- [Instructions to follow]:
Quote the line containing "Extract the structured" and all lines that follow it in the listing below, exactly as written.

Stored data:
########################################
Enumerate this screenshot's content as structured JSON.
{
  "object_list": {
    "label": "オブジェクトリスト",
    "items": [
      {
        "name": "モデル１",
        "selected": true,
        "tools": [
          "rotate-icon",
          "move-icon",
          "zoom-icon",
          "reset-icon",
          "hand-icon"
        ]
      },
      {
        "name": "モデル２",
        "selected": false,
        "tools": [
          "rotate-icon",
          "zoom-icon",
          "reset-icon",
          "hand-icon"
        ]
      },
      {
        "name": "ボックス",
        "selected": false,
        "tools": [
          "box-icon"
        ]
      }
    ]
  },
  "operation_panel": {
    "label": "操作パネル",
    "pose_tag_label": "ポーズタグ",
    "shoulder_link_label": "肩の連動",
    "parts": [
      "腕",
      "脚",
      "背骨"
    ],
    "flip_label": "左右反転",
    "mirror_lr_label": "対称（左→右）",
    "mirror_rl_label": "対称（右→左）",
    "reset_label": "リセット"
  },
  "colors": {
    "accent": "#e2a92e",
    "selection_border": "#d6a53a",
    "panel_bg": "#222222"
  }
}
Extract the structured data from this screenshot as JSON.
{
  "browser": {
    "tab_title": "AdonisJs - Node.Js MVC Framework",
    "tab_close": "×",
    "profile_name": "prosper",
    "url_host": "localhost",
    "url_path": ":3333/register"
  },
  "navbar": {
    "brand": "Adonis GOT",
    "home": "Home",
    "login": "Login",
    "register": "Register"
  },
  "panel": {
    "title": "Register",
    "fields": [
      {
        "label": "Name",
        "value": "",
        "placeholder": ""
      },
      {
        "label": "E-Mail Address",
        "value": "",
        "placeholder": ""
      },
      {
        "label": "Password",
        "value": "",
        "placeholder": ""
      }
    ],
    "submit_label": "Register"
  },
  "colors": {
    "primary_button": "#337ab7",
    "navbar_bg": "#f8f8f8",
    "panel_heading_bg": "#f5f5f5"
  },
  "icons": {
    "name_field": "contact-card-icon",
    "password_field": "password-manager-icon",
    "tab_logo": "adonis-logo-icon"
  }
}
########################################
- [Full answer]:
Extract the structured data from this screenshot as JSON.
{
  "browser": {
    "tab_title": "AdonisJs - Node.Js MVC Framework",
    "tab_close": "×",
    "profile_name": "prosper",
    "url_host": "localhost",
    "url_path": ":3333/register"
  },
  "navbar": {
    "brand": "Adonis GOT",
    "home": "Home",
    "login": "Login",
    "register": "Register"
  },
  "panel": {
    "title": "Register",
    "fields": [
      {
        "label": "Name",
        "value": "",
        "placeholder": ""
      },
      {
        "label": "E-Mail Address",
        "value": "",
        "placeholder": ""
      },
      {
        "label": "Password",
        "value": "",
        "placeholder": ""
      }
    ],
    "submit_label": "Register"
  },
  "colors": {
    "primary_button": "#337ab7",
    "navbar_bg": "#f8f8f8",
    "panel_heading_bg": "#f5f5f5"
  },
  "icons": {
    "name_field": "contact-card-icon",
    "password_field": "password-manager-icon",
    "tab_logo": "adonis-logo-icon"
  }
}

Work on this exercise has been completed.